**Task brief**
In the listing below, identify each line with the word "USERS" and return those lines.

§ §

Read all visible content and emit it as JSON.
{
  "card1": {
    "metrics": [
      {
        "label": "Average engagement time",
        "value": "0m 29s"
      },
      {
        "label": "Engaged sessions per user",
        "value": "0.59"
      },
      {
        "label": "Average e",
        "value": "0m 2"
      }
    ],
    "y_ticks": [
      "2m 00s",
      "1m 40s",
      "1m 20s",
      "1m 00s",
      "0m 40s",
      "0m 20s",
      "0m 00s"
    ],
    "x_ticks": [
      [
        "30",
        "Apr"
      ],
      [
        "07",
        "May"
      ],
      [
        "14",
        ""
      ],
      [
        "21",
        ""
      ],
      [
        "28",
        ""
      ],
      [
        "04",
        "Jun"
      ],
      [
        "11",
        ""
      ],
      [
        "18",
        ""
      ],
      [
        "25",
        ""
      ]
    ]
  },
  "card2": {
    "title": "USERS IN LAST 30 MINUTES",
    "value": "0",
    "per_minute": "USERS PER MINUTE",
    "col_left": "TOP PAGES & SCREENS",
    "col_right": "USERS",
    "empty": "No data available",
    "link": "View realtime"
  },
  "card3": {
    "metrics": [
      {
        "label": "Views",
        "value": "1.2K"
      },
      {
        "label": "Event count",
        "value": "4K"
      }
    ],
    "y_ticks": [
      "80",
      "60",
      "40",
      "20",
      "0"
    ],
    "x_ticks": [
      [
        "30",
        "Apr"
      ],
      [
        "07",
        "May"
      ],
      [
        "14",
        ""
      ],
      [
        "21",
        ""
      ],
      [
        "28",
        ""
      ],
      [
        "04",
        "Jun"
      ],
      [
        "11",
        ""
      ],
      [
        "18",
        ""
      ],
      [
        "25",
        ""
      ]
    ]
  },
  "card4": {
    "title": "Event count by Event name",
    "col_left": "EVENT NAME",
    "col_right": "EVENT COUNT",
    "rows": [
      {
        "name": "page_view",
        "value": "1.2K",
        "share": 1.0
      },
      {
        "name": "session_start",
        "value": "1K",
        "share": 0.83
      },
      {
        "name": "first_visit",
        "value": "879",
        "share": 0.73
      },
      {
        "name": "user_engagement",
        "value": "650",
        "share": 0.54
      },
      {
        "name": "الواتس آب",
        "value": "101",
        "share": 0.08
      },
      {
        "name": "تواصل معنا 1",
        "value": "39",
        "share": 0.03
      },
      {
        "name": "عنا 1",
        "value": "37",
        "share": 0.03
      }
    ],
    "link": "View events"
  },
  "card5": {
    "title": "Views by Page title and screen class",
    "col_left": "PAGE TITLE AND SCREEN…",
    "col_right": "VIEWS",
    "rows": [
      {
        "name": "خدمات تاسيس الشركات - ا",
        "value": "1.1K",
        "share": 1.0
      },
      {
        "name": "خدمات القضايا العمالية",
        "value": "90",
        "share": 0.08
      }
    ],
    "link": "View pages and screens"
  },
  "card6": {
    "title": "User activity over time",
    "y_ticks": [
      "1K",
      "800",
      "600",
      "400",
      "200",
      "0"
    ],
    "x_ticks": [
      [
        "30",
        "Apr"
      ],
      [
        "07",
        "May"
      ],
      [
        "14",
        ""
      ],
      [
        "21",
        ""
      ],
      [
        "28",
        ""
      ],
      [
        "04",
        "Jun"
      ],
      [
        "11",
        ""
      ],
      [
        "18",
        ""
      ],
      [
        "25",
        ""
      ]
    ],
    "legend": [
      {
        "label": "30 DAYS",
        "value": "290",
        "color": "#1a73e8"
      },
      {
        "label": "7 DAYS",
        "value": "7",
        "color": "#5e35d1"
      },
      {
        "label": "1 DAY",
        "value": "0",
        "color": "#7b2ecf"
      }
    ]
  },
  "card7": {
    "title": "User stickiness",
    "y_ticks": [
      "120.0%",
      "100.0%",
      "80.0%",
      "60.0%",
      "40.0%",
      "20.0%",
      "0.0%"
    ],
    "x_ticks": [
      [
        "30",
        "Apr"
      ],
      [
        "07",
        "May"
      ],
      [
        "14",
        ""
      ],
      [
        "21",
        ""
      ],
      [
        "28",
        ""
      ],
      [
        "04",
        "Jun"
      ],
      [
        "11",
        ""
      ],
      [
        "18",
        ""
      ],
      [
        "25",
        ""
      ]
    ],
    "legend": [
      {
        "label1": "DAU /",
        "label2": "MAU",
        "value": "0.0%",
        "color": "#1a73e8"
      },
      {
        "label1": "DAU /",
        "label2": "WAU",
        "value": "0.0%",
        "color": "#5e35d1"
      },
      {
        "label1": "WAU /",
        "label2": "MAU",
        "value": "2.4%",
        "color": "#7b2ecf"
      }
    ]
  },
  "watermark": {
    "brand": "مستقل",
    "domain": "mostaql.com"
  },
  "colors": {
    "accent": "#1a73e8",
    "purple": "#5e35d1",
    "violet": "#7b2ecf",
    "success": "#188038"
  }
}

§ §

**Completed task**
    "title": "USERS IN LAST 30 MINUTES",
    "per_minute": "USERS PER MINUTE",
    "col_right": "USERS",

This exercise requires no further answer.